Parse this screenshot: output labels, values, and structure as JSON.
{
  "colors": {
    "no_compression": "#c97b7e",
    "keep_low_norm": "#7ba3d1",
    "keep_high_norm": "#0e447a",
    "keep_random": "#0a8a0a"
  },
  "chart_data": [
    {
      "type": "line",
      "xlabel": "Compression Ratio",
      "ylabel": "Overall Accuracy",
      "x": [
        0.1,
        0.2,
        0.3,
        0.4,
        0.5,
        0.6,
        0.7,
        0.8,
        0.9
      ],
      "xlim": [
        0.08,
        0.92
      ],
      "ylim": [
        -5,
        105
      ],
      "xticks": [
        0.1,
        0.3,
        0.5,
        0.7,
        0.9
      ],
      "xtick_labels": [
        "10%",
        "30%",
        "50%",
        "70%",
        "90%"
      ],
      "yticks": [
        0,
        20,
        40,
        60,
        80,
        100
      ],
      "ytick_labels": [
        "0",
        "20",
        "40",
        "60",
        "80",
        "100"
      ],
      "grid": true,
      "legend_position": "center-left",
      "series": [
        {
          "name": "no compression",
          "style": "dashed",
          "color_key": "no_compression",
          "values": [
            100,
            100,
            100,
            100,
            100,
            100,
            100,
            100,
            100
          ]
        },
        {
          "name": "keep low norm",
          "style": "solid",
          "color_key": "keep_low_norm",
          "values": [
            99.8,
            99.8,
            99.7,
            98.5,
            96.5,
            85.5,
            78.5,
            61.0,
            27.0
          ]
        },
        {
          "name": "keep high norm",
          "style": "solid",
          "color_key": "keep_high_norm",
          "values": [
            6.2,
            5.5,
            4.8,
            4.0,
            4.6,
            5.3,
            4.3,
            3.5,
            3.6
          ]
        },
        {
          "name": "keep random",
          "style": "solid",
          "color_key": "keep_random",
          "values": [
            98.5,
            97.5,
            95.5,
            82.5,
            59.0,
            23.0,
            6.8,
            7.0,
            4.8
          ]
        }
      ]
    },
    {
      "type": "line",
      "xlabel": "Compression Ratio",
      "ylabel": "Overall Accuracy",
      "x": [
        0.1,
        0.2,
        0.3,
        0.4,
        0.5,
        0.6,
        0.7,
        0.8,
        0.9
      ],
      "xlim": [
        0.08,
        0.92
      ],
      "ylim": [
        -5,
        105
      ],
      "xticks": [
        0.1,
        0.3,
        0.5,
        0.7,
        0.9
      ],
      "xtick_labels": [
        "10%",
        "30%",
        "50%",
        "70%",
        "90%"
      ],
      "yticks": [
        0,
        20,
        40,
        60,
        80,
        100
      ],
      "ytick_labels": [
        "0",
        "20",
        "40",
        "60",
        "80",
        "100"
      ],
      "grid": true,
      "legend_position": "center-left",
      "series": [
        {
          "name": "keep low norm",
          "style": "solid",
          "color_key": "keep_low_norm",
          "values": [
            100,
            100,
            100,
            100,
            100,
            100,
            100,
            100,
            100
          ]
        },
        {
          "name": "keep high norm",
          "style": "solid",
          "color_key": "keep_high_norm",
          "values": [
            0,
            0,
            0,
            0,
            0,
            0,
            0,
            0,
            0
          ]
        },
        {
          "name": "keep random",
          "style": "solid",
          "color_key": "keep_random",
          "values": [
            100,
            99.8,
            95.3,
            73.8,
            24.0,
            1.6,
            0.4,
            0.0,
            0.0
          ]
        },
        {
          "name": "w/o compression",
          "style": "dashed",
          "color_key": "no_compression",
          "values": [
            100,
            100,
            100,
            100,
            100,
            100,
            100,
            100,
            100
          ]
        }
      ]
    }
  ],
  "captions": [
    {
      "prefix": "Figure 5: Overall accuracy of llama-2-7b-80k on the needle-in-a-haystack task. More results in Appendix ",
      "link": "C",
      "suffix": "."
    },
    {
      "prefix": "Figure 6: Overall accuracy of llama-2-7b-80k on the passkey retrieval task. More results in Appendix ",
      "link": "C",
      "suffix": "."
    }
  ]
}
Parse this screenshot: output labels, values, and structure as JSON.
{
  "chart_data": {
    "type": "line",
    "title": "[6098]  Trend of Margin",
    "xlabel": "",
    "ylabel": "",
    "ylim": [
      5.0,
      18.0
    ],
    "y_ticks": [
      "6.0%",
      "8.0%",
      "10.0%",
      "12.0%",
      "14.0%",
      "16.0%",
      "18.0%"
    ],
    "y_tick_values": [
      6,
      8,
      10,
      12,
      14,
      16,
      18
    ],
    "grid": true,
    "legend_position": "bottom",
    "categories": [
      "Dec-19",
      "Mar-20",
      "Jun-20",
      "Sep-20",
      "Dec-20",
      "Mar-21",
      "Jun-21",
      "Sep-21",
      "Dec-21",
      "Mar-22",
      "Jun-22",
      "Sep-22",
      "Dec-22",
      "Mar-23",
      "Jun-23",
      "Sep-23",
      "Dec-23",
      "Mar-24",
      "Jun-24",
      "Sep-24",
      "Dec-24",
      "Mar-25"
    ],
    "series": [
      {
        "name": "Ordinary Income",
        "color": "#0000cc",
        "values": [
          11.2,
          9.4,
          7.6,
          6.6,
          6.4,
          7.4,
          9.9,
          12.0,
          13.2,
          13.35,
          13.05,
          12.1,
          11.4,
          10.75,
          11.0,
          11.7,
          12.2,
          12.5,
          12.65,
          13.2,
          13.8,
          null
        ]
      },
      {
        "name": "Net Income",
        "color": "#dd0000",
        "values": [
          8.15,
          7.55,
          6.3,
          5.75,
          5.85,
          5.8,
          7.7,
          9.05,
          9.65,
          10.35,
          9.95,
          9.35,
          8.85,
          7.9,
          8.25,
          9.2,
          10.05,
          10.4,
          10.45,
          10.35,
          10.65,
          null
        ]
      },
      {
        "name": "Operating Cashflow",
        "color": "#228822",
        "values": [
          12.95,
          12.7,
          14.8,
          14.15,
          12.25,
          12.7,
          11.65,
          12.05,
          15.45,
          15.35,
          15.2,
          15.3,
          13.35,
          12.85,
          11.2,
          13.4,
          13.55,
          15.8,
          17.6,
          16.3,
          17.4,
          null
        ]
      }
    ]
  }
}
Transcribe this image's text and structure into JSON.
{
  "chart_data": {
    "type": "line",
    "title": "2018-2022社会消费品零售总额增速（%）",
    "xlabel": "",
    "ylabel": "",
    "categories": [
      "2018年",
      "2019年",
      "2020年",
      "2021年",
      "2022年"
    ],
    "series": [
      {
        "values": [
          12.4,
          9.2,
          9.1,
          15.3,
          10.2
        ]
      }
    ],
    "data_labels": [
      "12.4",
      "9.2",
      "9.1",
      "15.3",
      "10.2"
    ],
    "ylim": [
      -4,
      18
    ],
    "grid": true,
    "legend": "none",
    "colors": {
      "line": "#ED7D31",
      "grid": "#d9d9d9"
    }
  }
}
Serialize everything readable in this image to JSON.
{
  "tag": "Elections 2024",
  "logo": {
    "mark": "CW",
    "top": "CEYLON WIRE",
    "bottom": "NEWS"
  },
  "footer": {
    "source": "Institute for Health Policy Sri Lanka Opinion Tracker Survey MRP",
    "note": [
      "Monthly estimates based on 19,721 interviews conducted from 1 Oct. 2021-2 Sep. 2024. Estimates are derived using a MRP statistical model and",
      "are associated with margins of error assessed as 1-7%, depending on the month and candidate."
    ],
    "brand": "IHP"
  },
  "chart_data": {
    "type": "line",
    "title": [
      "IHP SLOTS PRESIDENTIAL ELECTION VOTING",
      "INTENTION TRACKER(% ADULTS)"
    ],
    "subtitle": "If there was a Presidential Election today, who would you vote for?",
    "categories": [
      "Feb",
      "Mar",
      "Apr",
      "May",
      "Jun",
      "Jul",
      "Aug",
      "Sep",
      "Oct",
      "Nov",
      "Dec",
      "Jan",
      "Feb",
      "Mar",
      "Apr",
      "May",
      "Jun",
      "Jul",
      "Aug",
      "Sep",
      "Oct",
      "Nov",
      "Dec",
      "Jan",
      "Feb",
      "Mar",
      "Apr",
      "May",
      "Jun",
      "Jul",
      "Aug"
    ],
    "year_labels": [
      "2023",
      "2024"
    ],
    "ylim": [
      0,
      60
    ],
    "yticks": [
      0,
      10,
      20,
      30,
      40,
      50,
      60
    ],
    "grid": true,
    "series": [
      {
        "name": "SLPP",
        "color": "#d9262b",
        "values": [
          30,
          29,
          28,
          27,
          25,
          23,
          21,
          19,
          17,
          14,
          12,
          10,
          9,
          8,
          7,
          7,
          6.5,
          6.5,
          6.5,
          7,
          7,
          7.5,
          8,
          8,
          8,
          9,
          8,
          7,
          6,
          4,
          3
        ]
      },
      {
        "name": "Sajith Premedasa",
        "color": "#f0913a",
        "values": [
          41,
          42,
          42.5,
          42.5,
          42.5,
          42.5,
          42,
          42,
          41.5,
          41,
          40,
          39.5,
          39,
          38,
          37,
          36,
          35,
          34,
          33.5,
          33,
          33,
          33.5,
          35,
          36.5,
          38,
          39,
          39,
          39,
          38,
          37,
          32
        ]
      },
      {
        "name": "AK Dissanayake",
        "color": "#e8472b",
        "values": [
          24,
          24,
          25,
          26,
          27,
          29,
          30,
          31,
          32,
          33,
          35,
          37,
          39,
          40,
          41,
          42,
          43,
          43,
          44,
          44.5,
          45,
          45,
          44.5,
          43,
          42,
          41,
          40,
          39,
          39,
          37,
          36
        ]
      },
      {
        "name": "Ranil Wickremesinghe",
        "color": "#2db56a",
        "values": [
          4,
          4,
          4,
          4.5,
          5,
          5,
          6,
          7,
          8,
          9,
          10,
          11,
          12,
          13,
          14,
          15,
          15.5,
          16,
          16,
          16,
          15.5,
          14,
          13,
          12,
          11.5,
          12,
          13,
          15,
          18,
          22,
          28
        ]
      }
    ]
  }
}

--

Directive —
Pull out each line holding the string "llama".

Written solution —
      "prefix": "Figure 5: Overall accuracy of llama-2-7b-80k on the needle-in-a-haystack task. More results in Appendix ",
      "prefix": "Figure 6: Overall accuracy of llama-2-7b-80k on the passkey retrieval task. More results in Appendix ",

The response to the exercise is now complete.